■ **SET EXERCISE**: Reproduce the records below exactly as they appear.

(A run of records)

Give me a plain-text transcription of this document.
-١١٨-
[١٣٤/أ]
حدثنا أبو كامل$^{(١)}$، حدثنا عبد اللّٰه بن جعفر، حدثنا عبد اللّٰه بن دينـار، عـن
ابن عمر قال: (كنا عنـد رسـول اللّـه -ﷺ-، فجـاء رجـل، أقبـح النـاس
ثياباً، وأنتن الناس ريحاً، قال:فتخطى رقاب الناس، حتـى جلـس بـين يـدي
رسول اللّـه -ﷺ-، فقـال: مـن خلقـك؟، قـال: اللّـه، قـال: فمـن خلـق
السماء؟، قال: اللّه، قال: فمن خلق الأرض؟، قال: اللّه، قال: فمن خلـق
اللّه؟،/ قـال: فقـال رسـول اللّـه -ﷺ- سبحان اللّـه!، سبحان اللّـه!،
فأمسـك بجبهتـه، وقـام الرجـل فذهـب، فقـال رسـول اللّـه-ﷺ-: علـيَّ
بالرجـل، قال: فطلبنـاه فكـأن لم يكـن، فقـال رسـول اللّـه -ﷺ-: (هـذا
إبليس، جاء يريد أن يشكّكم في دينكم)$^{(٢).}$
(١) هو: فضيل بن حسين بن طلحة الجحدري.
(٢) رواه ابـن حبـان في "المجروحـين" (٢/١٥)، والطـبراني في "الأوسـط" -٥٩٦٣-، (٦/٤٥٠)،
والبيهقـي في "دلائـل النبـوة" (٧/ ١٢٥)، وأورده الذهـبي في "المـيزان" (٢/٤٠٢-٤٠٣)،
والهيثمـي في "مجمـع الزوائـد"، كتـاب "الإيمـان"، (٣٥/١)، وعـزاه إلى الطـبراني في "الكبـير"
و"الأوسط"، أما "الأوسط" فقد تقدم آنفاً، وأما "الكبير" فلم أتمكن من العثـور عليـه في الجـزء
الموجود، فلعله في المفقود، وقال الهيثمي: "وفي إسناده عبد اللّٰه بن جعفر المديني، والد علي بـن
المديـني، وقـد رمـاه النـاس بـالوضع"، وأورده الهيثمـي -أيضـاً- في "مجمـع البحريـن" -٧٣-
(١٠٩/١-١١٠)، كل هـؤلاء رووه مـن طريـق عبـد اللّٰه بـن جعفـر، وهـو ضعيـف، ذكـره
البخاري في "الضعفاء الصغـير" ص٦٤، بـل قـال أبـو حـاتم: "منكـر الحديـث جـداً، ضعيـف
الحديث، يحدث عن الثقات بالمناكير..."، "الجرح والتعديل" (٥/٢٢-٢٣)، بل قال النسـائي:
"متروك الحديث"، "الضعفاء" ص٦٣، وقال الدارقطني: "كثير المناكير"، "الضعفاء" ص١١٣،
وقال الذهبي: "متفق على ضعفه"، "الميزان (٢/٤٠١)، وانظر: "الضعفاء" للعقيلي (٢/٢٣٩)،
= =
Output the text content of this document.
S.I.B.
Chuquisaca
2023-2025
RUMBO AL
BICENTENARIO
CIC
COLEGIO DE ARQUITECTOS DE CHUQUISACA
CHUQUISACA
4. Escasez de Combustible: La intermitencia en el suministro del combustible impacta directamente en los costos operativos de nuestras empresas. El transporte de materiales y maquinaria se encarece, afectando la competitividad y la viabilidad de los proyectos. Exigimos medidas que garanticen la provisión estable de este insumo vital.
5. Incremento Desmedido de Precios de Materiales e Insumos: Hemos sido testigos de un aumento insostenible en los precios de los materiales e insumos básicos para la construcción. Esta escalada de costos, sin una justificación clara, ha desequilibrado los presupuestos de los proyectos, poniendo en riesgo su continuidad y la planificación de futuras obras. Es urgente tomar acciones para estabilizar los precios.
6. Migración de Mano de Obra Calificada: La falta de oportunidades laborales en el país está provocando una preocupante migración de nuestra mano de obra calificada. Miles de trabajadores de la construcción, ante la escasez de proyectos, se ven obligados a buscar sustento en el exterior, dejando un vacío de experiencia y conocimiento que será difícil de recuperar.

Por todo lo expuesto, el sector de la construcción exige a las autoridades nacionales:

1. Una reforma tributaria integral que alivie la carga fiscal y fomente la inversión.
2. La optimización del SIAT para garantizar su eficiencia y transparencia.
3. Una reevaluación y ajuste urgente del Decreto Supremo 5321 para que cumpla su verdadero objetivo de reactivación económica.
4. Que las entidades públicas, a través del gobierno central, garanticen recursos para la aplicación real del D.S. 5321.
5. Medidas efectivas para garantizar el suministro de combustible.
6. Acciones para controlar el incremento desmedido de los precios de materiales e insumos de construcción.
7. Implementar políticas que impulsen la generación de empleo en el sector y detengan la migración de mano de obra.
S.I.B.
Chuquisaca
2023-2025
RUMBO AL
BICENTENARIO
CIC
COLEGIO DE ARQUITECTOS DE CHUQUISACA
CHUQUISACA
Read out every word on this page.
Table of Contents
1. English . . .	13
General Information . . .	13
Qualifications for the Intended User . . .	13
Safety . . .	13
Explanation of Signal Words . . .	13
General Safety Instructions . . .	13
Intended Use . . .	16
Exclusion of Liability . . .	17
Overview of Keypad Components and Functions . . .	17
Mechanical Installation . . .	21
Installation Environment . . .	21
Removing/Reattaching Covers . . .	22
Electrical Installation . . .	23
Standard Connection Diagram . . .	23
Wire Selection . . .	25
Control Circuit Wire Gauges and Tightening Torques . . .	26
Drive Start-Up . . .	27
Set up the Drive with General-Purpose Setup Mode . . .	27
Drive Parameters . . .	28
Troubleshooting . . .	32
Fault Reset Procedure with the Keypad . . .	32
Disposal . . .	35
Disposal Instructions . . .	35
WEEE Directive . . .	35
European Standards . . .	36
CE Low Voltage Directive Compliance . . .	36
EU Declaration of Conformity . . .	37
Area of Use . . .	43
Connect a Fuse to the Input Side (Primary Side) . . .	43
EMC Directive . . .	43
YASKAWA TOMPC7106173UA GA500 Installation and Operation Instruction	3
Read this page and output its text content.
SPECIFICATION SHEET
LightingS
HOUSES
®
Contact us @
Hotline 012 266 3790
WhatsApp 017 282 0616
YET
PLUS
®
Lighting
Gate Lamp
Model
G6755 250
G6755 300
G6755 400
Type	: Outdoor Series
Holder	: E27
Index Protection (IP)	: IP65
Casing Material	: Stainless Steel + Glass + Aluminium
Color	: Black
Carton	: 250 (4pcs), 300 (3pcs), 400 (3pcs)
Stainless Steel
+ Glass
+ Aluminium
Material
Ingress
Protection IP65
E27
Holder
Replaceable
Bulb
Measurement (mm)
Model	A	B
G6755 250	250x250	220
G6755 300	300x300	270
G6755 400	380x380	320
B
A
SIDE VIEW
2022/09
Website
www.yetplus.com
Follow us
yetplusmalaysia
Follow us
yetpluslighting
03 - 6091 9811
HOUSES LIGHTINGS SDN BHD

■ **WRITTEN RESPONSE**:
Give me a plain-text transcription of this document.
-١١٨-
[١٣٤/أ]
حدثنا أبو كامل$^{(١)}$، حدثنا عبد اللّٰه بن جعفر، حدثنا عبد اللّٰه بن دينـار، عـن
ابن عمر قال: (كنا عنـد رسـول اللّـه -ﷺ-، فجـاء رجـل، أقبـح النـاس
ثياباً، وأنتن الناس ريحاً، قال:فتخطى رقاب الناس، حتـى جلـس بـين يـدي
رسول اللّـه -ﷺ-، فقـال: مـن خلقـك؟، قـال: اللّـه، قـال: فمـن خلـق
السماء؟، قال: اللّه، قال: فمن خلق الأرض؟، قال: اللّه، قال: فمن خلـق
اللّه؟،/ قـال: فقـال رسـول اللّـه -ﷺ- سبحان اللّـه!، سبحان اللّـه!،
فأمسـك بجبهتـه، وقـام الرجـل فذهـب، فقـال رسـول اللّـه-ﷺ-: علـيَّ
بالرجـل، قال: فطلبنـاه فكـأن لم يكـن، فقـال رسـول اللّـه -ﷺ-: (هـذا
إبليس، جاء يريد أن يشكّكم في دينكم)$^{(٢).}$
(١) هو: فضيل بن حسين بن طلحة الجحدري.
(٢) رواه ابـن حبـان في "المجروحـين" (٢/١٥)، والطـبراني في "الأوسـط" -٥٩٦٣-، (٦/٤٥٠)،
والبيهقـي في "دلائـل النبـوة" (٧/ ١٢٥)، وأورده الذهـبي في "المـيزان" (٢/٤٠٢-٤٠٣)،
والهيثمـي في "مجمـع الزوائـد"، كتـاب "الإيمـان"، (٣٥/١)، وعـزاه إلى الطـبراني في "الكبـير"
و"الأوسط"، أما "الأوسط" فقد تقدم آنفاً، وأما "الكبير" فلم أتمكن من العثـور عليـه في الجـزء
الموجود، فلعله في المفقود، وقال الهيثمي: "وفي إسناده عبد اللّٰه بن جعفر المديني، والد علي بـن
المديـني، وقـد رمـاه النـاس بـالوضع"، وأورده الهيثمـي -أيضـاً- في "مجمـع البحريـن" -٧٣-
(١٠٩/١-١١٠)، كل هـؤلاء رووه مـن طريـق عبـد اللّٰه بـن جعفـر، وهـو ضعيـف، ذكـره
البخاري في "الضعفاء الصغـير" ص٦٤، بـل قـال أبـو حـاتم: "منكـر الحديـث جـداً، ضعيـف
الحديث، يحدث عن الثقات بالمناكير..."، "الجرح والتعديل" (٥/٢٢-٢٣)، بل قال النسـائي:
"متروك الحديث"، "الضعفاء" ص٦٣، وقال الدارقطني: "كثير المناكير"، "الضعفاء" ص١١٣،
وقال الذهبي: "متفق على ضعفه"، "الميزان (٢/٤٠١)، وانظر: "الضعفاء" للعقيلي (٢/٢٣٩)،
= =
Output the text content of this document.
S.I.B.
Chuquisaca
2023-2025
RUMBO AL
BICENTENARIO
CIC
COLEGIO DE ARQUITECTOS DE CHUQUISACA
CHUQUISACA
4. Escasez de Combustible: La intermitencia en el suministro del combustible impacta directamente en los costos operativos de nuestras empresas. El transporte de materiales y maquinaria se encarece, afectando la competitividad y la viabilidad de los proyectos. Exigimos medidas que garanticen la provisión estable de este insumo vital.
5. Incremento Desmedido de Precios de Materiales e Insumos: Hemos sido testigos de un aumento insostenible en los precios de los materiales e insumos básicos para la construcción. Esta escalada de costos, sin una justificación clara, ha desequilibrado los presupuestos de los proyectos, poniendo en riesgo su continuidad y la planificación de futuras obras. Es urgente tomar acciones para estabilizar los precios.
6. Migración de Mano de Obra Calificada: La falta de oportunidades laborales en el país está provocando una preocupante migración de nuestra mano de obra calificada. Miles de trabajadores de la construcción, ante la escasez de proyectos, se ven obligados a buscar sustento en el exterior, dejando un vacío de experiencia y conocimiento que será difícil de recuperar.

Por todo lo expuesto, el sector de la construcción exige a las autoridades nacionales:

1. Una reforma tributaria integral que alivie la carga fiscal y fomente la inversión.
2. La optimización del SIAT para garantizar su eficiencia y transparencia.
3. Una reevaluación y ajuste urgente del Decreto Supremo 5321 para que cumpla su verdadero objetivo de reactivación económica.
4. Que las entidades públicas, a través del gobierno central, garanticen recursos para la aplicación real del D.S. 5321.
5. Medidas efectivas para garantizar el suministro de combustible.
6. Acciones para controlar el incremento desmedido de los precios de materiales e insumos de construcción.
7. Implementar políticas que impulsen la generación de empleo en el sector y detengan la migración de mano de obra.
S.I.B.
Chuquisaca
2023-2025
RUMBO AL
BICENTENARIO
CIC
COLEGIO DE ARQUITECTOS DE CHUQUISACA
CHUQUISACA
Read out every word on this page.
Table of Contents
1. English . . .	13
General Information . . .	13
Qualifications for the Intended User . . .	13
Safety . . .	13
Explanation of Signal Words . . .	13
General Safety Instructions . . .	13
Intended Use . . .	16
Exclusion of Liability . . .	17
Overview of Keypad Components and Functions . . .	17
Mechanical Installation . . .	21
Installation Environment . . .	21
Removing/Reattaching Covers . . .	22
Electrical Installation . . .	23
Standard Connection Diagram . . .	23
Wire Selection . . .	25
Control Circuit Wire Gauges and Tightening Torques . . .	26
Drive Start-Up . . .	27
Set up the Drive with General-Purpose Setup Mode . . .	27
Drive Parameters . . .	28
Troubleshooting . . .	32
Fault Reset Procedure with the Keypad . . .	32
Disposal . . .	35
Disposal Instructions . . .	35
WEEE Directive . . .	35
European Standards . . .	36
CE Low Voltage Directive Compliance . . .	36
EU Declaration of Conformity . . .	37
Area of Use . . .	43
Connect a Fuse to the Input Side (Primary Side) . . .	43
EMC Directive . . .	43
YASKAWA TOMPC7106173UA GA500 Installation and Operation Instruction	3
Read this page and output its text content.
SPECIFICATION SHEET
LightingS
HOUSES
®
Contact us @
Hotline 012 266 3790
WhatsApp 017 282 0616
YET
PLUS
®
Lighting
Gate Lamp
Model
G6755 250
G6755 300
G6755 400
Type	: Outdoor Series
Holder	: E27
Index Protection (IP)	: IP65
Casing Material	: Stainless Steel + Glass + Aluminium
Color	: Black
Carton	: 250 (4pcs), 300 (3pcs), 400 (3pcs)
Stainless Steel
+ Glass
+ Aluminium
Material
Ingress
Protection IP65
E27
Holder
Replaceable
Bulb
Measurement (mm)
Model	A	B
G6755 250	250x250	220
G6755 300	300x300	270
G6755 400	380x380	320
B
A
SIDE VIEW
2022/09
Website
www.yetplus.com
Follow us
yetplusmalaysia
Follow us
yetpluslighting
03 - 6091 9811
HOUSES LIGHTINGS SDN BHD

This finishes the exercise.